**Written problem:**
Give the number of lines in the data that hold the string "screenshot". Nothing else is needed.

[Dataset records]
begin

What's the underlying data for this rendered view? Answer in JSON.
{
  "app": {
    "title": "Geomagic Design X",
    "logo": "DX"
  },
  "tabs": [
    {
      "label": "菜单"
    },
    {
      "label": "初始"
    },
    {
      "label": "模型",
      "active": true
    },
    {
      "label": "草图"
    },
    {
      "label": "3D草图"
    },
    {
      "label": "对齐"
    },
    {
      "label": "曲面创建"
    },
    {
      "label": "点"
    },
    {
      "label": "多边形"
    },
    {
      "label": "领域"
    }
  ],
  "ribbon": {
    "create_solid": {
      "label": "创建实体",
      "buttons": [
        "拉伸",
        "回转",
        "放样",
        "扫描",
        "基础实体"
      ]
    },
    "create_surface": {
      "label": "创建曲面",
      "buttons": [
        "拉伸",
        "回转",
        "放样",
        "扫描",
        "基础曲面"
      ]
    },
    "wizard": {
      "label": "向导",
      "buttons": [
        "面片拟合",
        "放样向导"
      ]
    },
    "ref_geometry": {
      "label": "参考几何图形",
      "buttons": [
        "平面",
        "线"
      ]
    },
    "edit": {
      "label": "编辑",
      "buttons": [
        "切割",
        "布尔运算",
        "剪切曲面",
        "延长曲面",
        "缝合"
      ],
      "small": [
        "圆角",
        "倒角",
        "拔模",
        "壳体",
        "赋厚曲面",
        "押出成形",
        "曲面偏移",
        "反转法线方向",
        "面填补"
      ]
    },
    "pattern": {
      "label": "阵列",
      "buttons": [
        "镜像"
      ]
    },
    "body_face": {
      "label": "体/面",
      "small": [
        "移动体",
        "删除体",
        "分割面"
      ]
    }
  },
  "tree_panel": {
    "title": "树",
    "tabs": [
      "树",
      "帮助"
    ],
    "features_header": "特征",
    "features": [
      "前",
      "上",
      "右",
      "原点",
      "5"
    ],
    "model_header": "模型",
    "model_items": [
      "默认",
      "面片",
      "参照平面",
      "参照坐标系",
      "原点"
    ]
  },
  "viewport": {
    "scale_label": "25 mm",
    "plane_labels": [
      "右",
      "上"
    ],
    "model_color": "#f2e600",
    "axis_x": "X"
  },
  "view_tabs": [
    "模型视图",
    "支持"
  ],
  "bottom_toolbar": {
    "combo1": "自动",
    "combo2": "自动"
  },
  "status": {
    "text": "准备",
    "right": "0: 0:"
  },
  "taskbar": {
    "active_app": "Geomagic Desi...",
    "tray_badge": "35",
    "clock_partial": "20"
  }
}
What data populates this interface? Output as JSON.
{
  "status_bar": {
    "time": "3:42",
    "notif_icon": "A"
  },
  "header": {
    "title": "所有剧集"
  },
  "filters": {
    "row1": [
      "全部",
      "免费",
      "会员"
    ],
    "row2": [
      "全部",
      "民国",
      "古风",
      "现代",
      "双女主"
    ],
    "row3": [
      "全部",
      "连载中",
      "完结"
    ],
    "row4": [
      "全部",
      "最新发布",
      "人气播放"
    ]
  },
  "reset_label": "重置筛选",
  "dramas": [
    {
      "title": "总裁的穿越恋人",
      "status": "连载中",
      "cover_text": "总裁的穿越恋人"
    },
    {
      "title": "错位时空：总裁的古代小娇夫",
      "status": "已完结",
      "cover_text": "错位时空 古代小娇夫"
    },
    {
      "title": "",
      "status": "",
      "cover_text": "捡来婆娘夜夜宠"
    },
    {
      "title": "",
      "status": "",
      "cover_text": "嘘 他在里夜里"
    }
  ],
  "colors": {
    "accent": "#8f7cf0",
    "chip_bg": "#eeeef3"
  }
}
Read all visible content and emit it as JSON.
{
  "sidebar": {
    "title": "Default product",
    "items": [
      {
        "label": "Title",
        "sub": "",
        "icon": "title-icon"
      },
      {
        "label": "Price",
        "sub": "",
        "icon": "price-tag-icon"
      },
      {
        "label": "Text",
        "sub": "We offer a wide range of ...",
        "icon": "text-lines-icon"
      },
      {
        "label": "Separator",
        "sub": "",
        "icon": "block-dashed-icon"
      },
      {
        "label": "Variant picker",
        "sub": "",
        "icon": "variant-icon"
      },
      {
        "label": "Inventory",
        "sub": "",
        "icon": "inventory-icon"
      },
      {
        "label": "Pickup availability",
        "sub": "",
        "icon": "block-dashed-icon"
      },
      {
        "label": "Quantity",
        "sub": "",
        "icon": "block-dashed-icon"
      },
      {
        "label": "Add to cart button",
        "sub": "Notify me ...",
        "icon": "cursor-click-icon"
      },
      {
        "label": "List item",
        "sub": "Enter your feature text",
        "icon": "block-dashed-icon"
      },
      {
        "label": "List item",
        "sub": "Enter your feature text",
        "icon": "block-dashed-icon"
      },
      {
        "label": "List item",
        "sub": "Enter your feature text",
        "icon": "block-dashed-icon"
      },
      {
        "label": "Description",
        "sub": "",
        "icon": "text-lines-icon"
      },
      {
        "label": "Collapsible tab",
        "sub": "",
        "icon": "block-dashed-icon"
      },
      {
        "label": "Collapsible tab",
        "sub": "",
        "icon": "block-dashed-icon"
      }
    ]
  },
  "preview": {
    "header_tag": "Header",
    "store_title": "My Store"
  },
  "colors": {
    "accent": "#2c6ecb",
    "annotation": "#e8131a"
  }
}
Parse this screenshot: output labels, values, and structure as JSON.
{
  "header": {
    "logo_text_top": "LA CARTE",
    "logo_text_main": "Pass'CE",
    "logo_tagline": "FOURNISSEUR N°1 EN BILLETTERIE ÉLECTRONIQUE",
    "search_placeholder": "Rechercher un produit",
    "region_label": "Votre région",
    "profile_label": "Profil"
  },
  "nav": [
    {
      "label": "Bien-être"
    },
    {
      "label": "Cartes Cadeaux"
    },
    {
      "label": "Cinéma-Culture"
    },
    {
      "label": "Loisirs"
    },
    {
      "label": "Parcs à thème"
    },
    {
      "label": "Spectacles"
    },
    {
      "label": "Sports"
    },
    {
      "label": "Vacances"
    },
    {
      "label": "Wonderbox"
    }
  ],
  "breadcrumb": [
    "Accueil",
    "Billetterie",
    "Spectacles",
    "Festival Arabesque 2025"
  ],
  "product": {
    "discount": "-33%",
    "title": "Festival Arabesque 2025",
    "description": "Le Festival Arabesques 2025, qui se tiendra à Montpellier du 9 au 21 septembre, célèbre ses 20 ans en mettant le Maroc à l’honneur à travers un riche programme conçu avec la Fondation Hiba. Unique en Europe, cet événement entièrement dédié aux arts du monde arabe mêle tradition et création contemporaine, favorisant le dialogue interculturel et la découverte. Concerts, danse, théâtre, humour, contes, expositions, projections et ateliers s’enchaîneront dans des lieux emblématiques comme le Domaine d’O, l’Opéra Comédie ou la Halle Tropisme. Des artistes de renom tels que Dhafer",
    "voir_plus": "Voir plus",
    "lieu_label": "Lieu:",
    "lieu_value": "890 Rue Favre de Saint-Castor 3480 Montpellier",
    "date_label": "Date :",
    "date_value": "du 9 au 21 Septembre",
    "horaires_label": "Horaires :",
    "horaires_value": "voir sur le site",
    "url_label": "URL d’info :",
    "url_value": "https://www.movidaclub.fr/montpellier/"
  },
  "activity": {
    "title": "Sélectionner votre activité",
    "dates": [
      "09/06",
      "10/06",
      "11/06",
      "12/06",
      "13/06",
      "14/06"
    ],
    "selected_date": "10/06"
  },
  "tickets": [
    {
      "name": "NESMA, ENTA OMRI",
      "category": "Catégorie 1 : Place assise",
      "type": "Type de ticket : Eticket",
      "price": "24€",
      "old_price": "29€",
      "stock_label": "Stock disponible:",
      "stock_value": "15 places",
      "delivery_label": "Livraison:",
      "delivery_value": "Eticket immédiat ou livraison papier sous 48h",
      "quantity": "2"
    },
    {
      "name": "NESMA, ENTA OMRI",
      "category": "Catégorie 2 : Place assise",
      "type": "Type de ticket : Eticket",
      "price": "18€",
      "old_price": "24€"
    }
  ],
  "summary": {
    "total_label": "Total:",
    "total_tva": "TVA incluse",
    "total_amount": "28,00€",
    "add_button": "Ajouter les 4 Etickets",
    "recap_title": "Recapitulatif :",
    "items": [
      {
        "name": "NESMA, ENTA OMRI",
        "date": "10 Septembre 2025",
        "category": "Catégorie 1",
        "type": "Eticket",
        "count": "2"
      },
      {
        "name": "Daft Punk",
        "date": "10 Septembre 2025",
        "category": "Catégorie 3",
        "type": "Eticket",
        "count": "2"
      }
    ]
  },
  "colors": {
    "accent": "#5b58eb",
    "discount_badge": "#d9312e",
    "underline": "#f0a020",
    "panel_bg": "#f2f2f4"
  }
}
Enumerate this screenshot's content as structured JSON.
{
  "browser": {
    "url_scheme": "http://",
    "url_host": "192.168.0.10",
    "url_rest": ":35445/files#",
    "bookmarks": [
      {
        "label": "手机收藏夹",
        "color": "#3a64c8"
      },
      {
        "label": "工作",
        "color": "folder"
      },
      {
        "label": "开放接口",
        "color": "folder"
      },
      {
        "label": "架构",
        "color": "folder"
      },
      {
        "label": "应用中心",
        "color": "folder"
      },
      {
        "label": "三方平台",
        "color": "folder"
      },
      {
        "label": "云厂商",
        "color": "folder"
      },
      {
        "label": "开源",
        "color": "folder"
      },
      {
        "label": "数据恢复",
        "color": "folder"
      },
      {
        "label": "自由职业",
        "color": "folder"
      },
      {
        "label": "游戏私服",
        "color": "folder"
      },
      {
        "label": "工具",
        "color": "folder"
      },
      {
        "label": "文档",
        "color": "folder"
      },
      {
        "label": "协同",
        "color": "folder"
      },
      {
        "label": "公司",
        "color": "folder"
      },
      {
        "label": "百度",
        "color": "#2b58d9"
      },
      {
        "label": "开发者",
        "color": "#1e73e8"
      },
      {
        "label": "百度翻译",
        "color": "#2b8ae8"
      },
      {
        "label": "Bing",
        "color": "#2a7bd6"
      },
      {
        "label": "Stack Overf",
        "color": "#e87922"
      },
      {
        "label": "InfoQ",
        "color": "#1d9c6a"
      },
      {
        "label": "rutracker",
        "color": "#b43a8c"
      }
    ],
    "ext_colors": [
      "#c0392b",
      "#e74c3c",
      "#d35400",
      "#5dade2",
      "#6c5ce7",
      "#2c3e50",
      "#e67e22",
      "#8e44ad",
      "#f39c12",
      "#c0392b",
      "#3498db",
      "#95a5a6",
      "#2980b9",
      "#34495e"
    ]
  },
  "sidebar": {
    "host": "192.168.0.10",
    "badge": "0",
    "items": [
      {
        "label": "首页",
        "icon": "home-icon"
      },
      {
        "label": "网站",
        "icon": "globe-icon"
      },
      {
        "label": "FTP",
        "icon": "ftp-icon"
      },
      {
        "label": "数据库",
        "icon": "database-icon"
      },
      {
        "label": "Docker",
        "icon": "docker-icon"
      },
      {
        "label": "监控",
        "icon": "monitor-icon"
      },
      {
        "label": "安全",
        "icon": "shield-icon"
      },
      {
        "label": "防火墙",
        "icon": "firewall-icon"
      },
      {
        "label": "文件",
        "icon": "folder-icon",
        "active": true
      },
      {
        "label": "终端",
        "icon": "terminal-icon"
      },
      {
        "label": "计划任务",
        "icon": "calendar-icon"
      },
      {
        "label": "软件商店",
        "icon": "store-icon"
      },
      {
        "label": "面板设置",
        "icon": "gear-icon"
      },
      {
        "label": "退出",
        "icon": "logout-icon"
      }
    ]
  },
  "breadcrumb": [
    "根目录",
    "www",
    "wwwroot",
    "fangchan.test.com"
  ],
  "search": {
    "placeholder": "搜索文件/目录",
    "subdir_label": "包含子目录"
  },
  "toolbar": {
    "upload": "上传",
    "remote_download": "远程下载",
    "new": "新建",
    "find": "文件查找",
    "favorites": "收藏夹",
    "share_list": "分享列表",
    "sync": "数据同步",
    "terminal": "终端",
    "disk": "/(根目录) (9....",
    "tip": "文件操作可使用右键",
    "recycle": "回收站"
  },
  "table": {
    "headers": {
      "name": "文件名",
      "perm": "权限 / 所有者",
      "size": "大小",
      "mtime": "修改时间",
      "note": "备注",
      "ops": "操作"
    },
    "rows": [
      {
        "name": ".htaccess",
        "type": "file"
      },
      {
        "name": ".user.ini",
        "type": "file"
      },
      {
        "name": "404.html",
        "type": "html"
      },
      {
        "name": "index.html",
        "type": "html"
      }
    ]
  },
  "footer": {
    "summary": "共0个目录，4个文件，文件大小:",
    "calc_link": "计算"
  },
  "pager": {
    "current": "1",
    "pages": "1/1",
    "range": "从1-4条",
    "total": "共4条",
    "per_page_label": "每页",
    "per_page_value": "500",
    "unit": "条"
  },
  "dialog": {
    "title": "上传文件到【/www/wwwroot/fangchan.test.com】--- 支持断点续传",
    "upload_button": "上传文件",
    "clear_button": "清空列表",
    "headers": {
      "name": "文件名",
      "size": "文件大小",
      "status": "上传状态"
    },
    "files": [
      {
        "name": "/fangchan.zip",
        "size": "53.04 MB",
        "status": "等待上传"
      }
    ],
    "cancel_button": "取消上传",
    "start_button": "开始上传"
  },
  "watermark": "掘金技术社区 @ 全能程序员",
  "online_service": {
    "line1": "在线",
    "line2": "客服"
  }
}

end

**Exercise response:**
2